# [Exercise instructions]
Quote each line of the material verbatim, without the pictures.

# [Provided records]
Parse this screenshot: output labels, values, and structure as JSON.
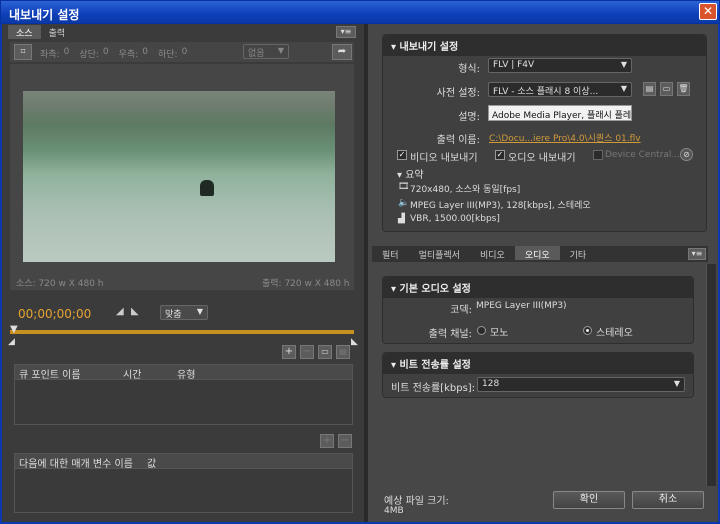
{
  "window": {
    "title": "내보내기 설정",
    "close_glyph": "✕"
  },
  "left": {
    "tabs": [
      {
        "label": "소스"
      },
      {
        "label": "출력"
      }
    ],
    "crop": {
      "left_label": "좌측:",
      "left_value": "0",
      "top_label": "상단:",
      "top_value": "0",
      "right_label": "우측:",
      "right_value": "0",
      "bottom_label": "하단:",
      "bottom_value": "0",
      "ratio_select": "없음"
    },
    "source_info": "소스: 720 w X 480 h",
    "output_info": "출력: 720 w X 480 h",
    "timecode": "00;00;00;00",
    "fit_select": "맞춤",
    "cue_table": {
      "headers": [
        "큐 포인트 이름",
        "시간",
        "유형"
      ]
    },
    "param_table": {
      "headers": [
        "다음에 대한 매개 변수 이름",
        "값"
      ]
    }
  },
  "export": {
    "header": "내보내기 설정",
    "format_label": "형식:",
    "format_value": "FLV | F4V",
    "preset_label": "사전 설정:",
    "preset_value": "FLV - 소스 플래시 8 이상...",
    "desc_label": "설명:",
    "desc_value": "Adobe Media Player, 플래시 플레이",
    "output_label": "출력 이름:",
    "output_value": "C:\\Docu...iere Pro\\4.0\\시퀀스 01.flv",
    "video_check": "비디오 내보내기",
    "audio_check": "오디오 내보내기",
    "device_central": "Device Central...",
    "summary_label": "요약",
    "summary": [
      "720x480, 소스와 동일[fps]",
      "MPEG Layer III(MP3), 128[kbps], 스테레오",
      "VBR, 1500.00[kbps]"
    ]
  },
  "right_tabs": [
    {
      "label": "필터"
    },
    {
      "label": "멀티플렉서"
    },
    {
      "label": "비디오"
    },
    {
      "label": "오디오"
    },
    {
      "label": "기타"
    }
  ],
  "audio": {
    "basic_header": "기본 오디오 설정",
    "codec_label": "코덱:",
    "codec_value": "MPEG Layer III(MP3)",
    "channel_label": "출력 채널:",
    "mono": "모노",
    "stereo": "스테레오",
    "bitrate_header": "비트 전송률 설정",
    "bitrate_label": "비트 전송률[kbps]:",
    "bitrate_value": "128"
  },
  "footer": {
    "size_label": "예상 파일 크기:",
    "size_value": "4MB",
    "ok": "확인",
    "cancel": "취소"
  },
  "colors": {
    "accent": "#e8a430",
    "titlebar": "#0f3fb8"
  }
}
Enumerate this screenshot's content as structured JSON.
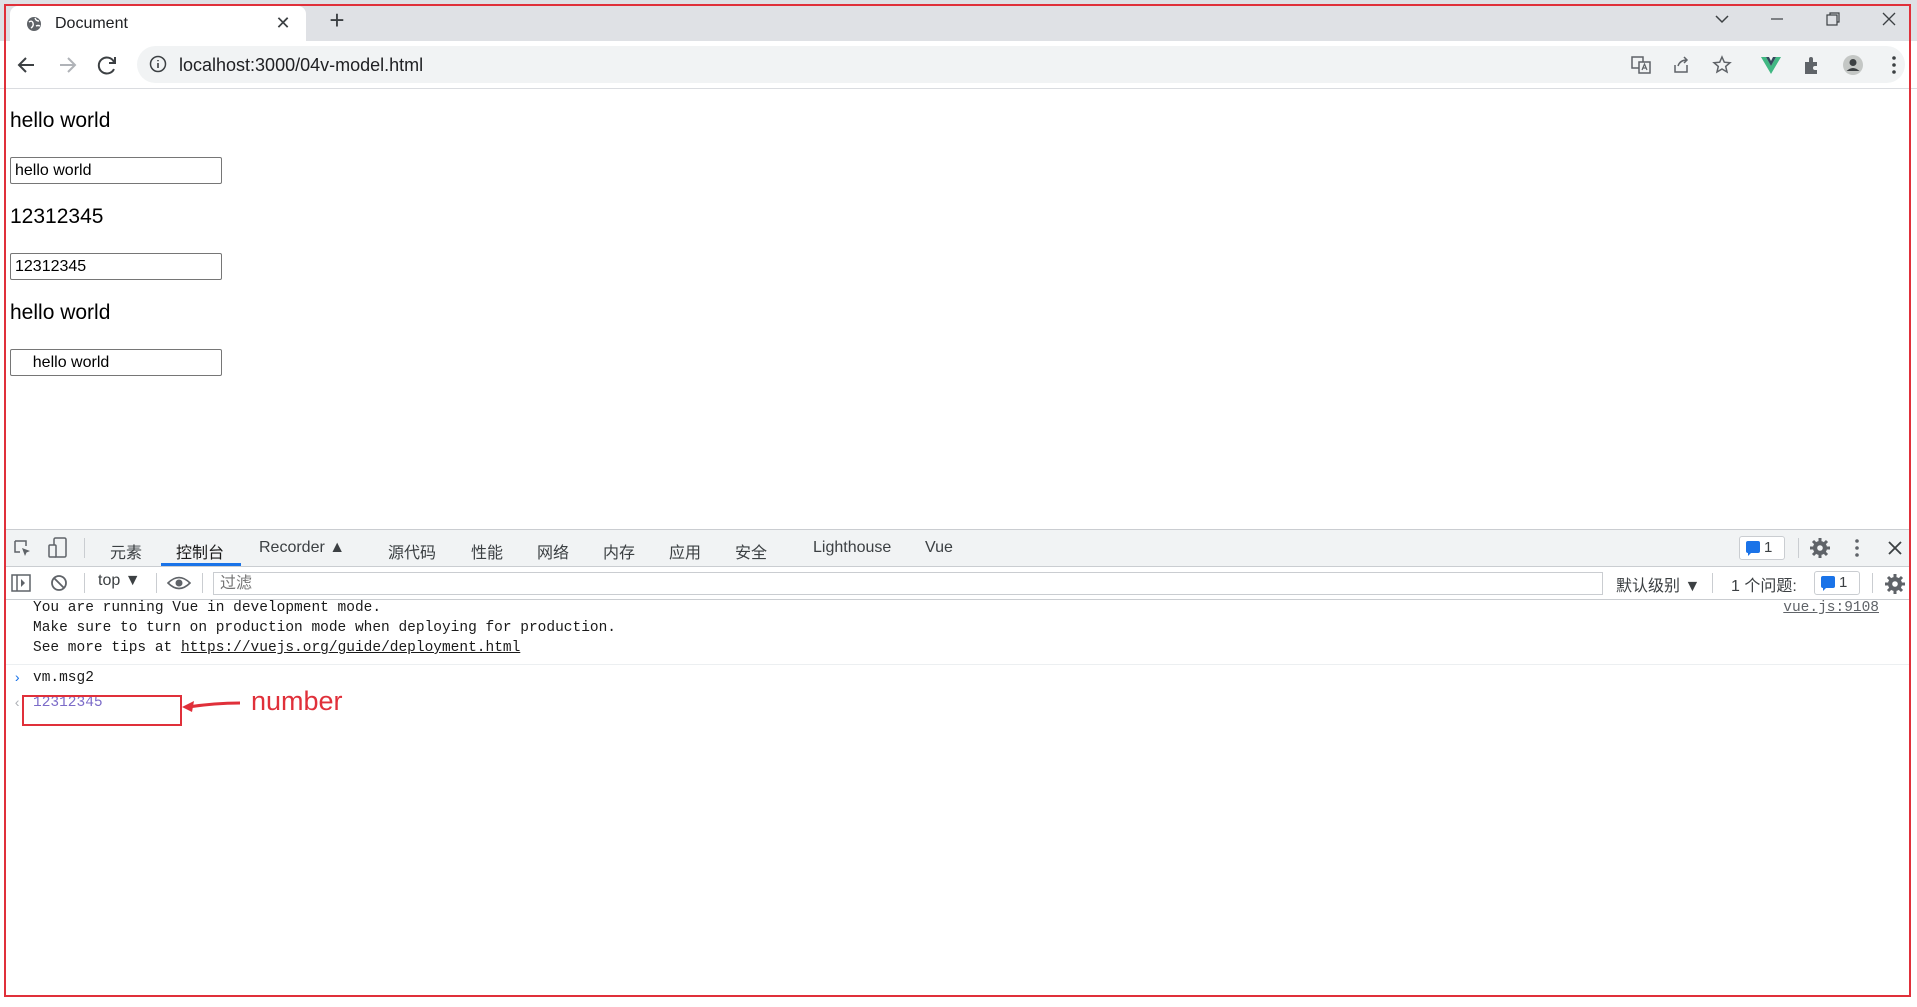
{
  "browser": {
    "tab_title": "Document",
    "tab_close": "✕",
    "new_tab": "+",
    "url": "localhost:3000/04v-model.html"
  },
  "page": {
    "line1": "hello world",
    "input1": "hello world",
    "line2": "12312345",
    "input2": "12312345",
    "line3": "hello world",
    "input3": "    hello world"
  },
  "devtools": {
    "tabs": [
      "元素",
      "控制台",
      "Recorder ▲",
      "源代码",
      "性能",
      "网络",
      "内存",
      "应用",
      "安全",
      "Lighthouse",
      "Vue"
    ],
    "issues_badge": "1",
    "context": "top ▼",
    "filter_placeholder": "过滤",
    "level": "默认级别 ▼",
    "issues_label": "1 个问题:",
    "issues_count": "1",
    "log": {
      "line1": "You are running Vue in development mode.",
      "line2": "Make sure to turn on production mode when deploying for production.",
      "line3_prefix": "See more tips at ",
      "line3_link": "https://vuejs.org/guide/deployment.html",
      "source": "vue.js:9108"
    },
    "command": "vm.msg2",
    "result": "12312345"
  },
  "annotation": {
    "label": "number",
    "color": "#e0303a"
  }
}
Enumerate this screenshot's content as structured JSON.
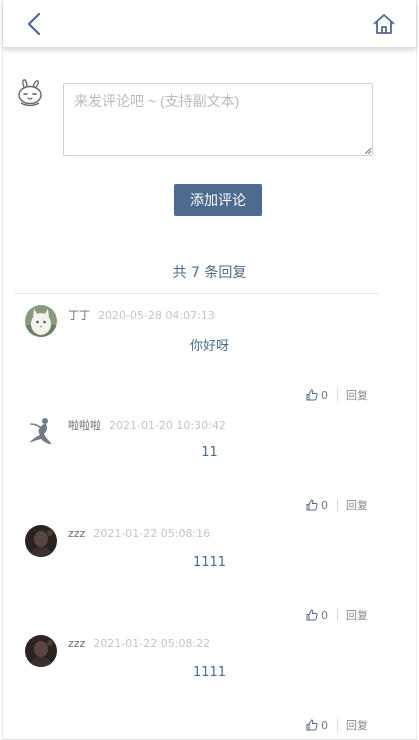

# [Answer to this task]
Parse this screenshot: output labels, values, and structure as JSON.
{
  "window": {
    "title": "내보내기 설정",
    "close_glyph": "✕"
  },
  "left": {
    "tabs": [
      {
        "label": "소스"
      },
      {
        "label": "출력"
      }
    ],
    "crop": {
      "left_label": "좌측:",
      "left_value": "0",
      "top_label": "상단:",
      "top_value": "0",
      "right_label": "우측:",
      "right_value": "0",
      "bottom_label": "하단:",
      "bottom_value": "0",
      "ratio_select": "없음"
    },
    "source_info": "소스: 720 w X 480 h",
    "output_info": "출력: 720 w X 480 h",
    "timecode": "00;00;00;00",
    "fit_select": "맞춤",
    "cue_table": {
      "headers": [
        "큐 포인트 이름",
        "시간",
        "유형"
      ]
    },
    "param_table": {
      "headers": [
        "다음에 대한 매개 변수 이름",
        "값"
      ]
    }
  },
  "export": {
    "header": "내보내기 설정",
    "format_label": "형식:",
    "format_value": "FLV | F4V",
    "preset_label": "사전 설정:",
    "preset_value": "FLV - 소스 플래시 8 이상...",
    "desc_label": "설명:",
    "desc_value": "Adobe Media Player, 플래시 플레이",
    "output_label": "출력 이름:",
    "output_value": "C:\\Docu...iere Pro\\4.0\\시퀀스 01.flv",
    "video_check": "비디오 내보내기",
    "audio_check": "오디오 내보내기",
    "device_central": "Device Central...",
    "summary_label": "요약",
    "summary": [
      "720x480, 소스와 동일[fps]",
      "MPEG Layer III(MP3), 128[kbps], 스테레오",
      "VBR, 1500.00[kbps]"
    ]
  },
  "right_tabs": [
    {
      "label": "필터"
    },
    {
      "label": "멀티플렉서"
    },
    {
      "label": "비디오"
    },
    {
      "label": "오디오"
    },
    {
      "label": "기타"
    }
  ],
  "audio": {
    "basic_header": "기본 오디오 설정",
    "codec_label": "코덱:",
    "codec_value": "MPEG Layer III(MP3)",
    "channel_label": "출력 채널:",
    "mono": "모노",
    "stereo": "스테레오",
    "bitrate_header": "비트 전송률 설정",
    "bitrate_label": "비트 전송률[kbps]:",
    "bitrate_value": "128"
  },
  "footer": {
    "size_label": "예상 파일 크기:",
    "size_value": "4MB",
    "ok": "확인",
    "cancel": "취소"
  },
  "colors": {
    "accent": "#e8a430",
    "titlebar": "#0f3fb8"
  }
}
Enumerate this screenshot's content as structured JSON.
{
  "browser": {
    "tab_title": "Document",
    "tab_close": "✕",
    "new_tab": "+",
    "url": "localhost:3000/04v-model.html"
  },
  "page": {
    "line1": "hello world",
    "input1": "hello world",
    "line2": "12312345",
    "input2": "12312345",
    "line3": "hello world",
    "input3": "    hello world"
  },
  "devtools": {
    "tabs": [
      "元素",
      "控制台",
      "Recorder ▲",
      "源代码",
      "性能",
      "网络",
      "内存",
      "应用",
      "安全",
      "Lighthouse",
      "Vue"
    ],
    "issues_badge": "1",
    "context": "top ▼",
    "filter_placeholder": "过滤",
    "level": "默认级别 ▼",
    "issues_label": "1 个问题:",
    "issues_count": "1",
    "log": {
      "line1": "You are running Vue in development mode.",
      "line2": "Make sure to turn on production mode when deploying for production.",
      "line3_prefix": "See more tips at ",
      "line3_link": "https://vuejs.org/guide/deployment.html",
      "source": "vue.js:9108"
    },
    "command": "vm.msg2",
    "result": "12312345"
  },
  "annotation": {
    "label": "number",
    "color": "#e0303a"
  }
}
Enumerate this screenshot's content as structured JSON.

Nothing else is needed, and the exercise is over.